(Written problem): Below, find each line holding "title" and state how many there are, using the number alone.

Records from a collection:
* * *

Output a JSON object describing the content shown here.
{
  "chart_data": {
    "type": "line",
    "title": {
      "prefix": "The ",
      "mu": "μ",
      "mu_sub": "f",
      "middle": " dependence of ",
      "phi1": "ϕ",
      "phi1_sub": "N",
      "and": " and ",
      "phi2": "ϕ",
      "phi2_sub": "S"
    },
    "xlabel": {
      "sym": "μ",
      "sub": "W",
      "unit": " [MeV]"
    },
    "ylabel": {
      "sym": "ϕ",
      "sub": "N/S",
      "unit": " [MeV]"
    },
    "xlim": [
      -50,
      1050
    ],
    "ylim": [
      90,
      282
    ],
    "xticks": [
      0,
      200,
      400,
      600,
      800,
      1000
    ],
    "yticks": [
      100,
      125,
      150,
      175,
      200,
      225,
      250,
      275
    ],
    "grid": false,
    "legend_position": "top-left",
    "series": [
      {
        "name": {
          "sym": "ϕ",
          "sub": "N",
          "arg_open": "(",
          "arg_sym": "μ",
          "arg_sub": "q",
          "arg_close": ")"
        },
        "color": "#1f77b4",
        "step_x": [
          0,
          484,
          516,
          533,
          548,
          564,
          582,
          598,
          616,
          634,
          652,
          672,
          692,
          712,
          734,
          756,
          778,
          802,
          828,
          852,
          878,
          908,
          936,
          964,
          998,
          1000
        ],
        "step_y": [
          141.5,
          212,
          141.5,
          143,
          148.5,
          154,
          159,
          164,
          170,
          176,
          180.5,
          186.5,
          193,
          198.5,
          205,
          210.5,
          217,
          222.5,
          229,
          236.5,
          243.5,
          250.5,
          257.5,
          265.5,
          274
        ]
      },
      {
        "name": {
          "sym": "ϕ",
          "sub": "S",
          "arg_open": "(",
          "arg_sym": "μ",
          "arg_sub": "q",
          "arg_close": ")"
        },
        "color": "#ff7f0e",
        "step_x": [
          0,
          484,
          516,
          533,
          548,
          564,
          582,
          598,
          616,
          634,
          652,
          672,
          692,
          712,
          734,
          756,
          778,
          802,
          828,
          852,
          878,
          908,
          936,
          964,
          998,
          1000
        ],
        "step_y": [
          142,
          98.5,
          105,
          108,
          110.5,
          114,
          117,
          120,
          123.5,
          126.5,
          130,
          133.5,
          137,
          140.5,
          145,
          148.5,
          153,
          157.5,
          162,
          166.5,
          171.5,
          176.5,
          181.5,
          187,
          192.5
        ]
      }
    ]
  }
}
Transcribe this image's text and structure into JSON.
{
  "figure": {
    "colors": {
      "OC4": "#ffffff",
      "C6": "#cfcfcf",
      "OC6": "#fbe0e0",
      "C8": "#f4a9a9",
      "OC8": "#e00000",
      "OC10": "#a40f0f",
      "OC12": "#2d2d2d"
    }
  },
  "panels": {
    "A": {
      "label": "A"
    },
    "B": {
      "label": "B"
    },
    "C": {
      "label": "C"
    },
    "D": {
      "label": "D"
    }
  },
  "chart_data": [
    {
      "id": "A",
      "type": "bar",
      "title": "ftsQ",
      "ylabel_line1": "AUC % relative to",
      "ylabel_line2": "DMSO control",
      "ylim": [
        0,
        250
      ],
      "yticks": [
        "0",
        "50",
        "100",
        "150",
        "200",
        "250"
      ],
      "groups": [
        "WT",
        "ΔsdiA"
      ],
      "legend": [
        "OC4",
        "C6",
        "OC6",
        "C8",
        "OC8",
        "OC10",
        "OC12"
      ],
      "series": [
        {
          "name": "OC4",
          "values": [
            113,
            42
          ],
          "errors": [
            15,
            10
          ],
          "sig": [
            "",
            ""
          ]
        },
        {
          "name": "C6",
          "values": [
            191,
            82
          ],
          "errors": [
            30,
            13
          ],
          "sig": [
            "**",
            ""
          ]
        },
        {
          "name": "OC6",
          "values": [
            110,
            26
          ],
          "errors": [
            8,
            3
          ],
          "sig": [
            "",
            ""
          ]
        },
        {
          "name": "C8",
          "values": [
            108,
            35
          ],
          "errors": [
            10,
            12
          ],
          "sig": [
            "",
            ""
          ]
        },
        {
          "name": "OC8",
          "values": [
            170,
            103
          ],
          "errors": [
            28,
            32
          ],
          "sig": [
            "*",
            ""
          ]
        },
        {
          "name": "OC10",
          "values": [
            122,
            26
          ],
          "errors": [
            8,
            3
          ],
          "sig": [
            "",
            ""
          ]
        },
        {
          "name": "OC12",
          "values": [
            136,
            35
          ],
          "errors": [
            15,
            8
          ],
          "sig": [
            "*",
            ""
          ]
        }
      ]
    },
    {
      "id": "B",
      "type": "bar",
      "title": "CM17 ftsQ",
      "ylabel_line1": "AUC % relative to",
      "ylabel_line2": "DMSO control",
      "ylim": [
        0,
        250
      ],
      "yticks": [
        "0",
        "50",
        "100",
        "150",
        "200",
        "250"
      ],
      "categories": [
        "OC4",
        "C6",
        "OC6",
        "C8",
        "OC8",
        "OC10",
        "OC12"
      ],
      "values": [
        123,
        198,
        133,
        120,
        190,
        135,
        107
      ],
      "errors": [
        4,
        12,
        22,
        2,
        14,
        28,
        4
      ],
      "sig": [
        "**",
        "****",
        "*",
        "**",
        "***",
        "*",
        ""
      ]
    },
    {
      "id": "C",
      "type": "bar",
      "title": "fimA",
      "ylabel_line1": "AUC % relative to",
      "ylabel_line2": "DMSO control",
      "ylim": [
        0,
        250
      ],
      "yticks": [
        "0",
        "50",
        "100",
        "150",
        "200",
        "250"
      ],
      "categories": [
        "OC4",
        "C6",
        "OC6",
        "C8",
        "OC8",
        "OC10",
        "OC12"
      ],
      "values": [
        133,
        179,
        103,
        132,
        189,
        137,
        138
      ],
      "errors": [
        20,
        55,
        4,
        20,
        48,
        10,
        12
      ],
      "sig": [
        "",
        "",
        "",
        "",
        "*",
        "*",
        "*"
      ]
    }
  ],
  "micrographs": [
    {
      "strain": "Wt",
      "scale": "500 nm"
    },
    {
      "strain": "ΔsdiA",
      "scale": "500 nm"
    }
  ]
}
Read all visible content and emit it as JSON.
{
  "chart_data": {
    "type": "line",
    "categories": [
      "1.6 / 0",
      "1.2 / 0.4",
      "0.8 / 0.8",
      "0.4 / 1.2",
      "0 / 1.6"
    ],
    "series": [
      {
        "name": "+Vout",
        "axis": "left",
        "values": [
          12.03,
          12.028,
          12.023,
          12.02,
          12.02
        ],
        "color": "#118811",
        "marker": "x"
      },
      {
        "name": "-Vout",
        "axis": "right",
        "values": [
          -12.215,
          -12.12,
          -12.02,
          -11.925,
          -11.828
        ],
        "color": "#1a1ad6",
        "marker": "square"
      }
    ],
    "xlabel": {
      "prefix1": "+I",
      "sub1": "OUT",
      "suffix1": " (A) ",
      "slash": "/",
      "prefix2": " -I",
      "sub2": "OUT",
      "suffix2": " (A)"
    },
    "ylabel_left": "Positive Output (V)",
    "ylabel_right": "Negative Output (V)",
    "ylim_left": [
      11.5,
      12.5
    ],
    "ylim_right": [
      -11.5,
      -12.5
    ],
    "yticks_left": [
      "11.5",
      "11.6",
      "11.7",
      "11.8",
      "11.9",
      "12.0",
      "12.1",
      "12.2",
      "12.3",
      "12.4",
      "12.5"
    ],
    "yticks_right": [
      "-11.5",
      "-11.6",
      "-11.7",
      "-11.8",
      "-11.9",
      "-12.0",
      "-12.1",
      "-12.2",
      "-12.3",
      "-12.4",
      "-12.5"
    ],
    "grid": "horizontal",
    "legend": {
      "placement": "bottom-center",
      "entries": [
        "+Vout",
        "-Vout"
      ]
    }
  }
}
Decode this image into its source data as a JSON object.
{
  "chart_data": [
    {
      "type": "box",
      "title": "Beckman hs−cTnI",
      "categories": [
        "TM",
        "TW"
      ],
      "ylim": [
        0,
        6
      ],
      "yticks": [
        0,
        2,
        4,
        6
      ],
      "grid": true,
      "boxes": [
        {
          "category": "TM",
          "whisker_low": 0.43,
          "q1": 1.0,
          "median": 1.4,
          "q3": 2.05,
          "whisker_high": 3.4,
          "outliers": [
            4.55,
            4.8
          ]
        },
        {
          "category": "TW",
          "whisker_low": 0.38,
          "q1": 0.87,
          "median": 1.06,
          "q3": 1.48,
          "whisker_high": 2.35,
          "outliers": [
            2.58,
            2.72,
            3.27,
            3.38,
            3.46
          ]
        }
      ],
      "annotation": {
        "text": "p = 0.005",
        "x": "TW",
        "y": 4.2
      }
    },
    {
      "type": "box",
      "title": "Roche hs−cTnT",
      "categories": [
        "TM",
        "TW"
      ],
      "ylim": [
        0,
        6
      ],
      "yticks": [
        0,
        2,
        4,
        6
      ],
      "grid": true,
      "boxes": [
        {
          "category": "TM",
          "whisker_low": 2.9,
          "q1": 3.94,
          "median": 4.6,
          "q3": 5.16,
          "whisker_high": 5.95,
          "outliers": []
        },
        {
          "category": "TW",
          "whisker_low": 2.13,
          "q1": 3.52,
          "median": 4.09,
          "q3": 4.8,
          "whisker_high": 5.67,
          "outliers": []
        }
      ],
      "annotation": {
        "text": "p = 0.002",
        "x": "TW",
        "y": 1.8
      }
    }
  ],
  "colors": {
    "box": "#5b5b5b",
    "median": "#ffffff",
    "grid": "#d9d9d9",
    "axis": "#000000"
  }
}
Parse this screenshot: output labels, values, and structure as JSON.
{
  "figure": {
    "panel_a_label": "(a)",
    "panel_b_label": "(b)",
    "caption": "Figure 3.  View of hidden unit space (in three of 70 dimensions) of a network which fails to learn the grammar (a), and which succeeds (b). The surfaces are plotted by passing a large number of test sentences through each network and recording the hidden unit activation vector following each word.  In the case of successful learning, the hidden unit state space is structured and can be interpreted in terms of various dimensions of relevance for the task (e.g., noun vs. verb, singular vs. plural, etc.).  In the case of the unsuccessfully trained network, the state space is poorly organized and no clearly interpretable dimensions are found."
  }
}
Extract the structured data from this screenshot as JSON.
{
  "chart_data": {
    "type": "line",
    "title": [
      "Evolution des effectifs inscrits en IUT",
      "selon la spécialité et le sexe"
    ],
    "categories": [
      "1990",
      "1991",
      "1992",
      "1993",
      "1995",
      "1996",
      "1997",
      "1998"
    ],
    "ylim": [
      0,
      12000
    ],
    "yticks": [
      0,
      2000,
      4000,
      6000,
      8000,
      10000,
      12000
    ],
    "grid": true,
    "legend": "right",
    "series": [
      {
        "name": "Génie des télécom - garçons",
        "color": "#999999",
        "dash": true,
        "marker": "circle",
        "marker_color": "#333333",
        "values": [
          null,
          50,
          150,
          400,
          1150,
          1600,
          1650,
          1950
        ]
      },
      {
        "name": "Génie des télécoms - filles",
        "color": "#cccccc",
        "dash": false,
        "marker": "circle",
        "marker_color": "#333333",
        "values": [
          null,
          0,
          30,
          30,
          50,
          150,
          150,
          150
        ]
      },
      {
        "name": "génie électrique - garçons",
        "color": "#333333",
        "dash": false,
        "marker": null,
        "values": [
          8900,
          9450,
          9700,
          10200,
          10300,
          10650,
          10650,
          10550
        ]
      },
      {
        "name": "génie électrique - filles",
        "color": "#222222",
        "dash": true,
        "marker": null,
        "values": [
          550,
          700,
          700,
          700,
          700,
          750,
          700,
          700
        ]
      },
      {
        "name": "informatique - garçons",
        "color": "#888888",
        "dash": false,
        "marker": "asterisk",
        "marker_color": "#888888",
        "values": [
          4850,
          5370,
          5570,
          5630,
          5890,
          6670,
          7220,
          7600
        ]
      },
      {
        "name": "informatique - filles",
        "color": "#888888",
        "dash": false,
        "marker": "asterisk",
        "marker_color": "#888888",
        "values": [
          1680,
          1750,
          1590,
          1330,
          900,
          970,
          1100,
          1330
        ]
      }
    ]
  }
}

* * *

(Full response): 7